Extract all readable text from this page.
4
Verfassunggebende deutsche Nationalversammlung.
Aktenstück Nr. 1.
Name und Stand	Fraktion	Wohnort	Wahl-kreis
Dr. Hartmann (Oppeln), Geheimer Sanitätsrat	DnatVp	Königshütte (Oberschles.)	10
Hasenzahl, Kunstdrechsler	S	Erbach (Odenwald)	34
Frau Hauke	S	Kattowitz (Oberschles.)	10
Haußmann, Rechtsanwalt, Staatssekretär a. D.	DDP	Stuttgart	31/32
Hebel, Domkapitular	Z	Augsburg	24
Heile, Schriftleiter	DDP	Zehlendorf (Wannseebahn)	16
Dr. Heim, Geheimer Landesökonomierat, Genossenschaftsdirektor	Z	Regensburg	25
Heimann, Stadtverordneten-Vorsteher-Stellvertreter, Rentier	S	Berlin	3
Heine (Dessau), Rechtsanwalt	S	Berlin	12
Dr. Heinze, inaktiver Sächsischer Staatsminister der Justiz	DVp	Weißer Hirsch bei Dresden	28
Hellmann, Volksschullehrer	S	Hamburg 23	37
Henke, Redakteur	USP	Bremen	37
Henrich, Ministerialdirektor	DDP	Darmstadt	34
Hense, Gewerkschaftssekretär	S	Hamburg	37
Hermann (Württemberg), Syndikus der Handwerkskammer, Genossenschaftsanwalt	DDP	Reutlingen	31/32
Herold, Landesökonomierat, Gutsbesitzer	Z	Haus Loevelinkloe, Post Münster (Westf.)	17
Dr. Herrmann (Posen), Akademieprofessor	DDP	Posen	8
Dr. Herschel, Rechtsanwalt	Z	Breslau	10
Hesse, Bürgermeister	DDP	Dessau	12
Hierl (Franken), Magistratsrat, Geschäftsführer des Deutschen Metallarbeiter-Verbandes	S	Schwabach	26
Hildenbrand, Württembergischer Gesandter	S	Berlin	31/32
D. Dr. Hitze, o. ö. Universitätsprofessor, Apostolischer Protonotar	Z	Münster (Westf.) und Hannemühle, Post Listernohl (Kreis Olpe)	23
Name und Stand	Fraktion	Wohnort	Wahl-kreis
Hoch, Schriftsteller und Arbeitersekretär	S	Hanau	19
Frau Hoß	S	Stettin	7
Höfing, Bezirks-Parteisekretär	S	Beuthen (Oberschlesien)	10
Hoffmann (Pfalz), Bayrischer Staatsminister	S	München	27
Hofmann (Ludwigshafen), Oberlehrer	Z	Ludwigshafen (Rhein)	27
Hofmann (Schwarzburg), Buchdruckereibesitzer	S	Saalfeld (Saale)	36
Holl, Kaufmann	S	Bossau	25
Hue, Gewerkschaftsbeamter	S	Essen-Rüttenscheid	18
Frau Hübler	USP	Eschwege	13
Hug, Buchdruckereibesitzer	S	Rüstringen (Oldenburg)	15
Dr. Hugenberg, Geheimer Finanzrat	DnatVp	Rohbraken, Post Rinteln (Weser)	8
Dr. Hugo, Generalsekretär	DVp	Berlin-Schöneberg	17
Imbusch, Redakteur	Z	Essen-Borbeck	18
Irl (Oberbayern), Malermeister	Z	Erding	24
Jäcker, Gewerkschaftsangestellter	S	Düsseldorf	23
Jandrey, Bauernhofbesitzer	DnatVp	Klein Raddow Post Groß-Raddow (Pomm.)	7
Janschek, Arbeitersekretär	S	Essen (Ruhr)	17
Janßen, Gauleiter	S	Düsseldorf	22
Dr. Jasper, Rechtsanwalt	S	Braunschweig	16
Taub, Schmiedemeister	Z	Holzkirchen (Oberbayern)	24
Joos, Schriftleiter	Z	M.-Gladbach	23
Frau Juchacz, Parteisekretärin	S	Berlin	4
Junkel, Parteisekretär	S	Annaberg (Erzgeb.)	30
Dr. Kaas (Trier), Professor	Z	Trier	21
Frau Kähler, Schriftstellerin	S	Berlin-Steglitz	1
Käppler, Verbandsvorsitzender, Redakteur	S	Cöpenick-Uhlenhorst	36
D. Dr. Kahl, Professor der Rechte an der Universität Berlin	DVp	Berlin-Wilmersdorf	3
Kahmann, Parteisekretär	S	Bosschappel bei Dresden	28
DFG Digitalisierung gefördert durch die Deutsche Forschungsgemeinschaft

════════════════════

● WRITTEN TASK:
Give the number of lines in the records that contain the string "Oberbayern", with no other output.

● THE COMPLETED TASK:
2